# TASK DETAILS
Transcribe the records exactly. Pictures do not belong in the transcription.
- - -
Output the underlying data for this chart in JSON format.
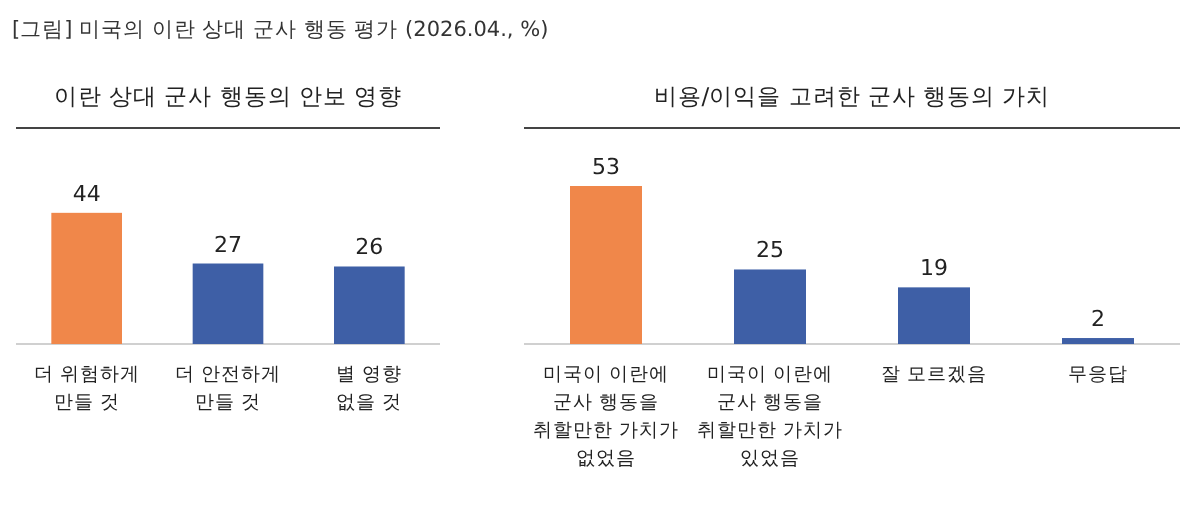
{
  "chart_data": [
    {
      "type": "bar",
      "title": "이란 상대 군사 행동의 안보 영향",
      "annotations": [
        "[그림] 미국의 이란 상대 군사 행동 평가 (2026.04., %)"
      ],
      "categories": [
        "더 위험하게\n만들 것",
        "더 안전하게\n만들 것",
        "별 영향\n없을 것"
      ],
      "values": [
        44,
        27,
        26
      ],
      "colors": [
        "#f0874a",
        "#3e5fa6",
        "#3e5fa6"
      ],
      "data_labels": true
    },
    {
      "type": "bar",
      "title": "비용/이익을 고려한 군사 행동의 가치",
      "categories": [
        "미국이 이란에\n군사 행동을\n취할만한 가치가\n없었음",
        "미국이 이란에\n군사 행동을\n취할만한 가치가\n있었음",
        "잘 모르겠음",
        "무응답"
      ],
      "values": [
        53,
        25,
        19,
        2
      ],
      "colors": [
        "#f0874a",
        "#3e5fa6",
        "#3e5fa6",
        "#3e5fa6"
      ],
      "data_labels": true
    }
  ]
}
- - -
# SOLUTION TO THIS EXERCISE
Output the underlying data for this chart in JSON format.
{
  "chart_data": [
    {
      "type": "bar",
      "title": "이란 상대 군사 행동의 안보 영향",
      "annotations": [
        "[그림] 미국의 이란 상대 군사 행동 평가 (2026.04., %)"
      ],
      "categories": [
        "더 위험하게\n만들 것",
        "더 안전하게\n만들 것",
        "별 영향\n없을 것"
      ],
      "values": [
        44,
        27,
        26
      ],
      "colors": [
        "#f0874a",
        "#3e5fa6",
        "#3e5fa6"
      ],
      "data_labels": true
    },
    {
      "type": "bar",
      "title": "비용/이익을 고려한 군사 행동의 가치",
      "categories": [
        "미국이 이란에\n군사 행동을\n취할만한 가치가\n없었음",
        "미국이 이란에\n군사 행동을\n취할만한 가치가\n있었음",
        "잘 모르겠음",
        "무응답"
      ],
      "values": [
        53,
        25,
        19,
        2
      ],
      "colors": [
        "#f0874a",
        "#3e5fa6",
        "#3e5fa6",
        "#3e5fa6"
      ],
      "data_labels": true
    }
  ]
}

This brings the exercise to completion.